[Data listing]
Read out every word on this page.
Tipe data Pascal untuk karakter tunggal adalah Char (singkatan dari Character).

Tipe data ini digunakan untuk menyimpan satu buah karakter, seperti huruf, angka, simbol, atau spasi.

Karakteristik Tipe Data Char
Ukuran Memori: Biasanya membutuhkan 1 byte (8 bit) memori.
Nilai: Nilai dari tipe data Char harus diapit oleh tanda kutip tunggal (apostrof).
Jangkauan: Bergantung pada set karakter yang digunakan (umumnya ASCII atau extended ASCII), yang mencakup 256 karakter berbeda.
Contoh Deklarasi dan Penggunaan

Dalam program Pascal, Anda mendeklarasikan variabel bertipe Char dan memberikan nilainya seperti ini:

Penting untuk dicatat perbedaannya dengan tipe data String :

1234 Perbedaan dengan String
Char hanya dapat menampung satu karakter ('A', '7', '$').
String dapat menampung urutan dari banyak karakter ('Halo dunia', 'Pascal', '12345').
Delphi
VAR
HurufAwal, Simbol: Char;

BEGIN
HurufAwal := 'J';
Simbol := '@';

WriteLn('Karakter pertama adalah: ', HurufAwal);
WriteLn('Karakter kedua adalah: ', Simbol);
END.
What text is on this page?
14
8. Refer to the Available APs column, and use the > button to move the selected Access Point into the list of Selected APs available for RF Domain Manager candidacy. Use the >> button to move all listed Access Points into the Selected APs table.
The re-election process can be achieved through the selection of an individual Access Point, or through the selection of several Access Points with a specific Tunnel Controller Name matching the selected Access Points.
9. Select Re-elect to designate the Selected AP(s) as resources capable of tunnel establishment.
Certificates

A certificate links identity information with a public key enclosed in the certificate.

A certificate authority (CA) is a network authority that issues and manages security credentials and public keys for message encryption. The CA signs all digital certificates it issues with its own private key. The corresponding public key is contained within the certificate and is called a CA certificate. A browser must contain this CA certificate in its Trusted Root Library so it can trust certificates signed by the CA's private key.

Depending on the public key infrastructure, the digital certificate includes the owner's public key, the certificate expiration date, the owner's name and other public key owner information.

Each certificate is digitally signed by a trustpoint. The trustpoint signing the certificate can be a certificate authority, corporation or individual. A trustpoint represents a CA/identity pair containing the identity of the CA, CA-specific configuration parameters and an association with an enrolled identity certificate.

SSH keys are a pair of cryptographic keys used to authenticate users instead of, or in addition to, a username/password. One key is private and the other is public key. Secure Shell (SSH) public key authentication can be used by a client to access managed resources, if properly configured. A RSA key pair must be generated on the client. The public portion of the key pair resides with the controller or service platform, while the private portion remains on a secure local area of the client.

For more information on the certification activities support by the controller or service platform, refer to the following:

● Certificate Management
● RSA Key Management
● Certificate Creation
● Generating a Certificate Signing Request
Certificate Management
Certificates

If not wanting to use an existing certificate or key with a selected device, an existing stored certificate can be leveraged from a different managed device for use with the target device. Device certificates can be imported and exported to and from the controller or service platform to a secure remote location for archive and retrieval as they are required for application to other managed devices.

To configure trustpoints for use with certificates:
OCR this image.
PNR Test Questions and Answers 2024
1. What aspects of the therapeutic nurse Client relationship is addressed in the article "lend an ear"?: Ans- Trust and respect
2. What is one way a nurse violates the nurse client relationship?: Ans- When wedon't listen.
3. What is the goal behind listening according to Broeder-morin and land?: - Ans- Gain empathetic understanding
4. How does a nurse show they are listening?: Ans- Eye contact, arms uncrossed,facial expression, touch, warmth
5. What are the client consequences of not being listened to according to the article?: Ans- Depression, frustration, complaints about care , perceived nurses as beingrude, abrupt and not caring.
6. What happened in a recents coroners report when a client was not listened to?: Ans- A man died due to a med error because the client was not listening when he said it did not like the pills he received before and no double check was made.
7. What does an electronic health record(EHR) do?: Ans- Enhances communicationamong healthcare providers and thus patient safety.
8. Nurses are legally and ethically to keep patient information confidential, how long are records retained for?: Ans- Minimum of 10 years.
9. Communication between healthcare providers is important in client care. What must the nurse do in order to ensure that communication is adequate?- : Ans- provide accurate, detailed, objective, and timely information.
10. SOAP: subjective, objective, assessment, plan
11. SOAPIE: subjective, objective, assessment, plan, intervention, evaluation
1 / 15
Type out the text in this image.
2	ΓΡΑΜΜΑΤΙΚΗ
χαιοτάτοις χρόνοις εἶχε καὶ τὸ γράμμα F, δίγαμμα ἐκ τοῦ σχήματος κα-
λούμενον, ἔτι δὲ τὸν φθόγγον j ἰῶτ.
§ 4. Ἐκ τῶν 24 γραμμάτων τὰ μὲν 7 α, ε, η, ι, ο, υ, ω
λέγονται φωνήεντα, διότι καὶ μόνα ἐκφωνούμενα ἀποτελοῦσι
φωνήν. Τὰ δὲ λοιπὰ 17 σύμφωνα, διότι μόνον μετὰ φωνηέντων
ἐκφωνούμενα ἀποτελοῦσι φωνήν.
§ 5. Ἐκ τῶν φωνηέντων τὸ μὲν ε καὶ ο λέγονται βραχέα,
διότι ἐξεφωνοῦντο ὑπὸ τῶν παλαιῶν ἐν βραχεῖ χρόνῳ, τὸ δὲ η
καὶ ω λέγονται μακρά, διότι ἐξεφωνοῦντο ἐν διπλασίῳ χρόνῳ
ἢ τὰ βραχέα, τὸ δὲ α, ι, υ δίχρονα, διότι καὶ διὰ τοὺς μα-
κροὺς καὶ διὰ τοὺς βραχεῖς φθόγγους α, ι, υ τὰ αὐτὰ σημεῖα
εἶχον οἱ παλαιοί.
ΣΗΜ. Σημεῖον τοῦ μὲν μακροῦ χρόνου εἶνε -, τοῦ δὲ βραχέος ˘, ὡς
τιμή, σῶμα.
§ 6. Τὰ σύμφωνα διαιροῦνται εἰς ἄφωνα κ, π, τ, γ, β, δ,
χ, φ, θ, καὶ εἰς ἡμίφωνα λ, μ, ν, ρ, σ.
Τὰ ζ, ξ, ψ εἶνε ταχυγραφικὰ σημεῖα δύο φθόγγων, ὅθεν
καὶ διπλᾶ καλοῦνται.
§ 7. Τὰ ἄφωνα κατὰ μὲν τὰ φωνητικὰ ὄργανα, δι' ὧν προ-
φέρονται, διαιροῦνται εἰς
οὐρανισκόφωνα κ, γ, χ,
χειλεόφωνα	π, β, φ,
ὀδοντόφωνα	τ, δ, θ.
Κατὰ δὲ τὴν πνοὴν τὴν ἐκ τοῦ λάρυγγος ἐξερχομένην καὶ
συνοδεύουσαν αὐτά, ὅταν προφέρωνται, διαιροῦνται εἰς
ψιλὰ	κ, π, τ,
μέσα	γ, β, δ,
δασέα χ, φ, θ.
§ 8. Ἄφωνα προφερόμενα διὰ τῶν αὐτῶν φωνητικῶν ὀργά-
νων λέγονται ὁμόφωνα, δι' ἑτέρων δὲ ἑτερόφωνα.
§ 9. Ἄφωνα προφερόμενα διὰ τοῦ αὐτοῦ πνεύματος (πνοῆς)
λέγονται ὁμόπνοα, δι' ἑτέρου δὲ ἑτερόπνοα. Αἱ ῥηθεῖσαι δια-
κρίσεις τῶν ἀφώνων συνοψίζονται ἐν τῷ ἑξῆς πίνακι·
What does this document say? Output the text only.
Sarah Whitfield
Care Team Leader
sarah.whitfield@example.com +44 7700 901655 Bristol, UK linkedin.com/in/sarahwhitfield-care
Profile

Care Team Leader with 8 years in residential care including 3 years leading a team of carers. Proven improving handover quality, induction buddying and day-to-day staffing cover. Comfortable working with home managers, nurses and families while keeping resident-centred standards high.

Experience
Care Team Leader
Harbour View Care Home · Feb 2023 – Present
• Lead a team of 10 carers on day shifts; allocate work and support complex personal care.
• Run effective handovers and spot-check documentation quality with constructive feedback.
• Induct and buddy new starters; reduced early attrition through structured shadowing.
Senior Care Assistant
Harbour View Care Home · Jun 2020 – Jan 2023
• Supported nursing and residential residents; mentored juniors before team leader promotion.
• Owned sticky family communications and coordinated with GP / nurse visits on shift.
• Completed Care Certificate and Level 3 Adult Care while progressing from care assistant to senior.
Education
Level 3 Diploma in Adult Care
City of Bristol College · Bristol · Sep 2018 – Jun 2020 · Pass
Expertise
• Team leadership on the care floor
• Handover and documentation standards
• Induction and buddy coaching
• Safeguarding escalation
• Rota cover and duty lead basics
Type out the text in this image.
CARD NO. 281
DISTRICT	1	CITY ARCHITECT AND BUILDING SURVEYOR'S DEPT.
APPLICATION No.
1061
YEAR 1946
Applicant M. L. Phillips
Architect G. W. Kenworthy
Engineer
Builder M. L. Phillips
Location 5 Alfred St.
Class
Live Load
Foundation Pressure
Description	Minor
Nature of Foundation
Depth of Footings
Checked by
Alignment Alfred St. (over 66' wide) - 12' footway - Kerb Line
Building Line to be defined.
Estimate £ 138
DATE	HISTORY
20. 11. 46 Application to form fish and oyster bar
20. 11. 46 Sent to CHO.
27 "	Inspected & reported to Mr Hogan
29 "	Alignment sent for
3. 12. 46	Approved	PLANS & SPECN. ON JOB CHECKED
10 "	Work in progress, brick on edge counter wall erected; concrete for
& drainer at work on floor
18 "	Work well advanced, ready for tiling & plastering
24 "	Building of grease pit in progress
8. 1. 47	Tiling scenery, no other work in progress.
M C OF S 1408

_Given request_
List each line in the listing that contains the string "before".

_Response to the task_
6. What happened in a recents coroners report when a client was not listened to?: Ans- A man died due to a med error because the client was not listening when he said it did not like the pills he received before and no double check was made.
• Supported nursing and residential residents; mentored juniors before team leader promotion.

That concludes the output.